- **To be done**
Repeat the data that follows, word for word, without the images.

- **Excerpted data**
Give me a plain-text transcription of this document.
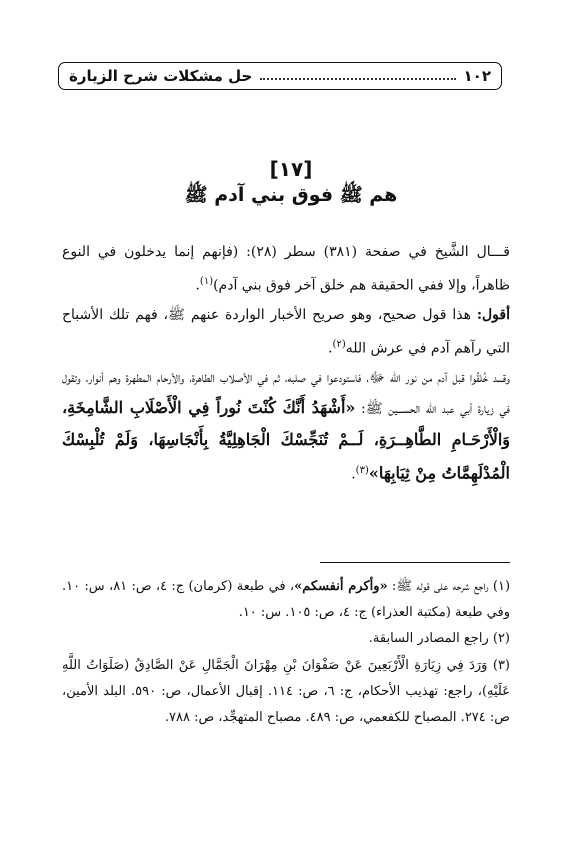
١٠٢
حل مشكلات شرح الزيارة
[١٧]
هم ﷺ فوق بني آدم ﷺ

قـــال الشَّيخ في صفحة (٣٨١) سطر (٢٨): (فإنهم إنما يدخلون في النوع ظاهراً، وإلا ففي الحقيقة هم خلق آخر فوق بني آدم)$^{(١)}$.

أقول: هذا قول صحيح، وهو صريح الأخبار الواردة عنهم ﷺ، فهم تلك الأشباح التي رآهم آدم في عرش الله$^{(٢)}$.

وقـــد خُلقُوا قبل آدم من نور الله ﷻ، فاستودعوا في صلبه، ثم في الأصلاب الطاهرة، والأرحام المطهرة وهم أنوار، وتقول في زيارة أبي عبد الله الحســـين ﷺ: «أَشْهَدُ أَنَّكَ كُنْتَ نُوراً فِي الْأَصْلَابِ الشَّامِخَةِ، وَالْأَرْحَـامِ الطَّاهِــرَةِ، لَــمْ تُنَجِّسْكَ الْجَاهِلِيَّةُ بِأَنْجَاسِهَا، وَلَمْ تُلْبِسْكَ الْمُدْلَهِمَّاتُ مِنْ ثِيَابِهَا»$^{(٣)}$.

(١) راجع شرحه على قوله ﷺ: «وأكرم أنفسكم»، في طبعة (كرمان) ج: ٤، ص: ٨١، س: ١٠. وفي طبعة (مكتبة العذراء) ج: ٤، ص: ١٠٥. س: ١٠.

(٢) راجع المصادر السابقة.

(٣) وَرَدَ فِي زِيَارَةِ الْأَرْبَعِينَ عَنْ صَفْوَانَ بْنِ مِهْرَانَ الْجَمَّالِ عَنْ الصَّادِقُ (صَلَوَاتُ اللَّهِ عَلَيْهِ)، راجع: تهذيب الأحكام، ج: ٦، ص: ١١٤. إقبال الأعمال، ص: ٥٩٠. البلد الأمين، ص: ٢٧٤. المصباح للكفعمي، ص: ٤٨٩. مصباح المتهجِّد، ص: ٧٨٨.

- **Answer**
Give me a plain-text transcription of this document.
١٠٢
حل مشكلات شرح الزيارة
[١٧]
هم ﷺ فوق بني آدم ﷺ

قـــال الشَّيخ في صفحة (٣٨١) سطر (٢٨): (فإنهم إنما يدخلون في النوع ظاهراً، وإلا ففي الحقيقة هم خلق آخر فوق بني آدم)$^{(١)}$.

أقول: هذا قول صحيح، وهو صريح الأخبار الواردة عنهم ﷺ، فهم تلك الأشباح التي رآهم آدم في عرش الله$^{(٢)}$.

وقـــد خُلقُوا قبل آدم من نور الله ﷻ، فاستودعوا في صلبه، ثم في الأصلاب الطاهرة، والأرحام المطهرة وهم أنوار، وتقول في زيارة أبي عبد الله الحســـين ﷺ: «أَشْهَدُ أَنَّكَ كُنْتَ نُوراً فِي الْأَصْلَابِ الشَّامِخَةِ، وَالْأَرْحَـامِ الطَّاهِــرَةِ، لَــمْ تُنَجِّسْكَ الْجَاهِلِيَّةُ بِأَنْجَاسِهَا، وَلَمْ تُلْبِسْكَ الْمُدْلَهِمَّاتُ مِنْ ثِيَابِهَا»$^{(٣)}$.

(١) راجع شرحه على قوله ﷺ: «وأكرم أنفسكم»، في طبعة (كرمان) ج: ٤، ص: ٨١، س: ١٠. وفي طبعة (مكتبة العذراء) ج: ٤، ص: ١٠٥. س: ١٠.

(٢) راجع المصادر السابقة.

(٣) وَرَدَ فِي زِيَارَةِ الْأَرْبَعِينَ عَنْ صَفْوَانَ بْنِ مِهْرَانَ الْجَمَّالِ عَنْ الصَّادِقُ (صَلَوَاتُ اللَّهِ عَلَيْهِ)، راجع: تهذيب الأحكام، ج: ٦، ص: ١١٤. إقبال الأعمال، ص: ٥٩٠. البلد الأمين، ص: ٢٧٤. المصباح للكفعمي، ص: ٤٨٩. مصباح المتهجِّد، ص: ٧٨٨.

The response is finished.